• _Instruction_
Word for word, retype every entry in the listing.

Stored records

----------------

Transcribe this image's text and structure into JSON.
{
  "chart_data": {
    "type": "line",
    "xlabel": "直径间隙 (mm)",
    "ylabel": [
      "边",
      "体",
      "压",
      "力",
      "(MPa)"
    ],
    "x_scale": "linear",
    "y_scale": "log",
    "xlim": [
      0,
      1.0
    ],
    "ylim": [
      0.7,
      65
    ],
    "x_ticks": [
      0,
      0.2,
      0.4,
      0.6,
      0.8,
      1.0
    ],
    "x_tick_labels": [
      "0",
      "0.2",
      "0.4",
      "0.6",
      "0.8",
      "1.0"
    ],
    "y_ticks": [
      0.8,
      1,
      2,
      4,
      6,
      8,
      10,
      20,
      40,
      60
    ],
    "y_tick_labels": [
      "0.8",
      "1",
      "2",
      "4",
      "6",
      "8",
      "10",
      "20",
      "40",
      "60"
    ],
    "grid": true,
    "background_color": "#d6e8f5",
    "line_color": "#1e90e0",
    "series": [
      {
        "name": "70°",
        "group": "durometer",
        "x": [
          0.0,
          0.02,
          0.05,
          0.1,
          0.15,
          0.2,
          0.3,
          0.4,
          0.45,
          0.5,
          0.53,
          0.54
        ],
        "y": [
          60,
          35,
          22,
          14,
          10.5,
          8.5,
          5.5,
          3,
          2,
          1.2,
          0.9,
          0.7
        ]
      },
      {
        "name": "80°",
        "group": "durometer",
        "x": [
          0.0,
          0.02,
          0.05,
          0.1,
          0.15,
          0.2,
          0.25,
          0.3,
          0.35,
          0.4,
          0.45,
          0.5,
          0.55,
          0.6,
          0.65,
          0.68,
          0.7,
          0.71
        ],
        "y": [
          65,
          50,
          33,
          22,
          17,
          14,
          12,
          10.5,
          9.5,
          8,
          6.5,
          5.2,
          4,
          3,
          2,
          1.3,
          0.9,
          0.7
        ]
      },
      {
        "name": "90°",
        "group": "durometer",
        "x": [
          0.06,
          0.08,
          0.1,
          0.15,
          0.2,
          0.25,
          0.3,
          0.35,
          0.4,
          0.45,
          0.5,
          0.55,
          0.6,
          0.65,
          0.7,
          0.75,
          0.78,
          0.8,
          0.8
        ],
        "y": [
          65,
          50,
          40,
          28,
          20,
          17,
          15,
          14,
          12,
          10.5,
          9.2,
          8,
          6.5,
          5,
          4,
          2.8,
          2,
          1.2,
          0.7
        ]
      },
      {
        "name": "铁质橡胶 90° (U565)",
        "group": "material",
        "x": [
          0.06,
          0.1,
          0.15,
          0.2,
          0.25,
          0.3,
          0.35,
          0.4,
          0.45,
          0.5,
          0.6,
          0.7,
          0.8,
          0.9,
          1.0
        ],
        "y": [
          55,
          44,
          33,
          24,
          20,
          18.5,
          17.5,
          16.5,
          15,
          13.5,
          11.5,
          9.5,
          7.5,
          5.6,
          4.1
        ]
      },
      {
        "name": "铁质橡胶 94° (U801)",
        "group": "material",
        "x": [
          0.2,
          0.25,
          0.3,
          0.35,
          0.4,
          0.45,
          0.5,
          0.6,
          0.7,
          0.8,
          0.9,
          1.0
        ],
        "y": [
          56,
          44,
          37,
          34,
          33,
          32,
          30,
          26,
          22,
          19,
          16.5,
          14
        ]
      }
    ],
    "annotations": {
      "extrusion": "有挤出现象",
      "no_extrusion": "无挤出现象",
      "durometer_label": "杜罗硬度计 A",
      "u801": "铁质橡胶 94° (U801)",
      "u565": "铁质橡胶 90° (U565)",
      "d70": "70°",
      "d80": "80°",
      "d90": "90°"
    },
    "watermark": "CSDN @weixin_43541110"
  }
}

----------------

• _Result below_
Transcribe this image's text and structure into JSON.
{
  "chart_data": {
    "type": "line",
    "xlabel": "直径间隙 (mm)",
    "ylabel": [
      "边",
      "体",
      "压",
      "力",
      "(MPa)"
    ],
    "x_scale": "linear",
    "y_scale": "log",
    "xlim": [
      0,
      1.0
    ],
    "ylim": [
      0.7,
      65
    ],
    "x_ticks": [
      0,
      0.2,
      0.4,
      0.6,
      0.8,
      1.0
    ],
    "x_tick_labels": [
      "0",
      "0.2",
      "0.4",
      "0.6",
      "0.8",
      "1.0"
    ],
    "y_ticks": [
      0.8,
      1,
      2,
      4,
      6,
      8,
      10,
      20,
      40,
      60
    ],
    "y_tick_labels": [
      "0.8",
      "1",
      "2",
      "4",
      "6",
      "8",
      "10",
      "20",
      "40",
      "60"
    ],
    "grid": true,
    "background_color": "#d6e8f5",
    "line_color": "#1e90e0",
    "series": [
      {
        "name": "70°",
        "group": "durometer",
        "x": [
          0.0,
          0.02,
          0.05,
          0.1,
          0.15,
          0.2,
          0.3,
          0.4,
          0.45,
          0.5,
          0.53,
          0.54
        ],
        "y": [
          60,
          35,
          22,
          14,
          10.5,
          8.5,
          5.5,
          3,
          2,
          1.2,
          0.9,
          0.7
        ]
      },
      {
        "name": "80°",
        "group": "durometer",
        "x": [
          0.0,
          0.02,
          0.05,
          0.1,
          0.15,
          0.2,
          0.25,
          0.3,
          0.35,
          0.4,
          0.45,
          0.5,
          0.55,
          0.6,
          0.65,
          0.68,
          0.7,
          0.71
        ],
        "y": [
          65,
          50,
          33,
          22,
          17,
          14,
          12,
          10.5,
          9.5,
          8,
          6.5,
          5.2,
          4,
          3,
          2,
          1.3,
          0.9,
          0.7
        ]
      },
      {
        "name": "90°",
        "group": "durometer",
        "x": [
          0.06,
          0.08,
          0.1,
          0.15,
          0.2,
          0.25,
          0.3,
          0.35,
          0.4,
          0.45,
          0.5,
          0.55,
          0.6,
          0.65,
          0.7,
          0.75,
          0.78,
          0.8,
          0.8
        ],
        "y": [
          65,
          50,
          40,
          28,
          20,
          17,
          15,
          14,
          12,
          10.5,
          9.2,
          8,
          6.5,
          5,
          4,
          2.8,
          2,
          1.2,
          0.7
        ]
      },
      {
        "name": "铁质橡胶 90° (U565)",
        "group": "material",
        "x": [
          0.06,
          0.1,
          0.15,
          0.2,
          0.25,
          0.3,
          0.35,
          0.4,
          0.45,
          0.5,
          0.6,
          0.7,
          0.8,
          0.9,
          1.0
        ],
        "y": [
          55,
          44,
          33,
          24,
          20,
          18.5,
          17.5,
          16.5,
          15,
          13.5,
          11.5,
          9.5,
          7.5,
          5.6,
          4.1
        ]
      },
      {
        "name": "铁质橡胶 94° (U801)",
        "group": "material",
        "x": [
          0.2,
          0.25,
          0.3,
          0.35,
          0.4,
          0.45,
          0.5,
          0.6,
          0.7,
          0.8,
          0.9,
          1.0
        ],
        "y": [
          56,
          44,
          37,
          34,
          33,
          32,
          30,
          26,
          22,
          19,
          16.5,
          14
        ]
      }
    ],
    "annotations": {
      "extrusion": "有挤出现象",
      "no_extrusion": "无挤出现象",
      "durometer_label": "杜罗硬度计 A",
      "u801": "铁质橡胶 94° (U801)",
      "u565": "铁质橡胶 90° (U565)",
      "d70": "70°",
      "d80": "80°",
      "d90": "90°"
    },
    "watermark": "CSDN @weixin_43541110"
  }
}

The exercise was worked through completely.